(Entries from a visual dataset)
______
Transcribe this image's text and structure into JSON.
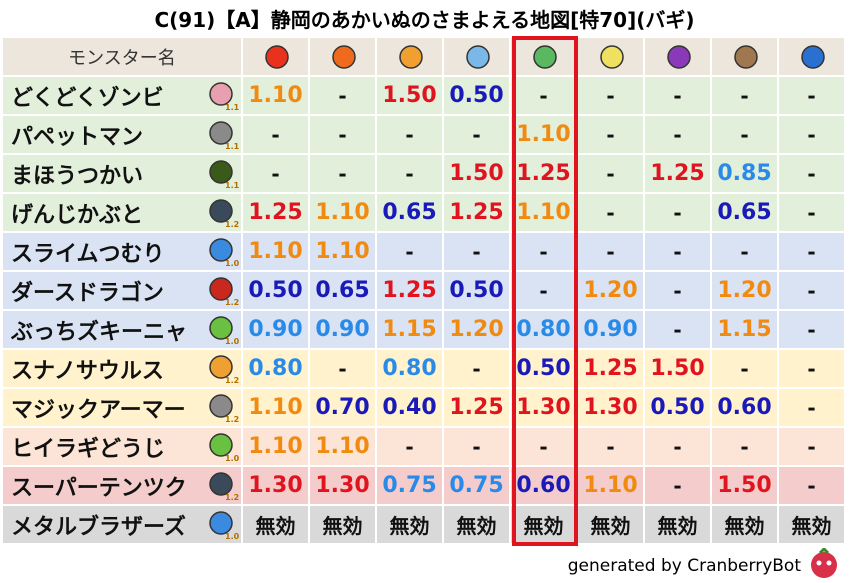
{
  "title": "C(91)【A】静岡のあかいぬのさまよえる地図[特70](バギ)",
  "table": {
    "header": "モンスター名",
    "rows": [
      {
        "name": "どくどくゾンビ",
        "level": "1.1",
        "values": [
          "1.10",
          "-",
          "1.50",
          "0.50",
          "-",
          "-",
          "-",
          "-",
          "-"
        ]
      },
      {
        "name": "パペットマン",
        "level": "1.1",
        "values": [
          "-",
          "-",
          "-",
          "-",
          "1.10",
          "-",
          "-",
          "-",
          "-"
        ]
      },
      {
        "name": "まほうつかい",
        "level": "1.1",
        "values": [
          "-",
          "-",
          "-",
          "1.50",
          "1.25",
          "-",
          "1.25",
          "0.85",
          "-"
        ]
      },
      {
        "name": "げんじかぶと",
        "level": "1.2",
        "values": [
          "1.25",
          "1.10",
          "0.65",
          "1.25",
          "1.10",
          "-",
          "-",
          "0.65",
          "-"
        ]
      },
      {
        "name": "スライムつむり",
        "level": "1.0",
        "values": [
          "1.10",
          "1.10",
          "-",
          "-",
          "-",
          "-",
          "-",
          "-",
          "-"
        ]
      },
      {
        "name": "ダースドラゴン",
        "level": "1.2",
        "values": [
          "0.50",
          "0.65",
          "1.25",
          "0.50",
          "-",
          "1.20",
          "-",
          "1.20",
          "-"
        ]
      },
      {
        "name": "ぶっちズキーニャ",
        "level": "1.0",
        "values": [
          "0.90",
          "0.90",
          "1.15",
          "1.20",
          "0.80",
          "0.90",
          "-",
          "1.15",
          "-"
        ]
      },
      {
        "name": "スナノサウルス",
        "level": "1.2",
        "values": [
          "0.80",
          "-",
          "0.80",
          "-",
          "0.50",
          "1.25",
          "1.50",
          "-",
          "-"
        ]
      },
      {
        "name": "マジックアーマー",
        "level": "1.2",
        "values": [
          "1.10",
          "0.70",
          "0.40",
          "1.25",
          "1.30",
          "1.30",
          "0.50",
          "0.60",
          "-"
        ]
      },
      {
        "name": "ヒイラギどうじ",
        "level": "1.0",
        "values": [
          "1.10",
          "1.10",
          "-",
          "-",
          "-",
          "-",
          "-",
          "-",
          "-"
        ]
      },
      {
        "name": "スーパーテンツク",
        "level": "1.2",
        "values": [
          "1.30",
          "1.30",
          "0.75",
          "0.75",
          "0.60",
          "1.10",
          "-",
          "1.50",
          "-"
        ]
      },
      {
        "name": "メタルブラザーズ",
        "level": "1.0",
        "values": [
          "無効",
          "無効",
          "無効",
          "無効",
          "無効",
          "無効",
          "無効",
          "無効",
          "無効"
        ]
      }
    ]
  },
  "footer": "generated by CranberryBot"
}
______
Task objective = In the entries above, identify every line with the word "name". Copy those lines.

Task answer =
        "name": "どくどくゾンビ",
        "name": "パペットマン",
        "name": "まほうつかい",
        "name": "げんじかぶと",
        "name": "スライムつむり",
        "name": "ダースドラゴン",
        "name": "ぶっちズキーニャ",
        "name": "スナノサウルス",
        "name": "マジックアーマー",
        "name": "ヒイラギどうじ",
        "name": "スーパーテンツク",
        "name": "メタルブラザーズ",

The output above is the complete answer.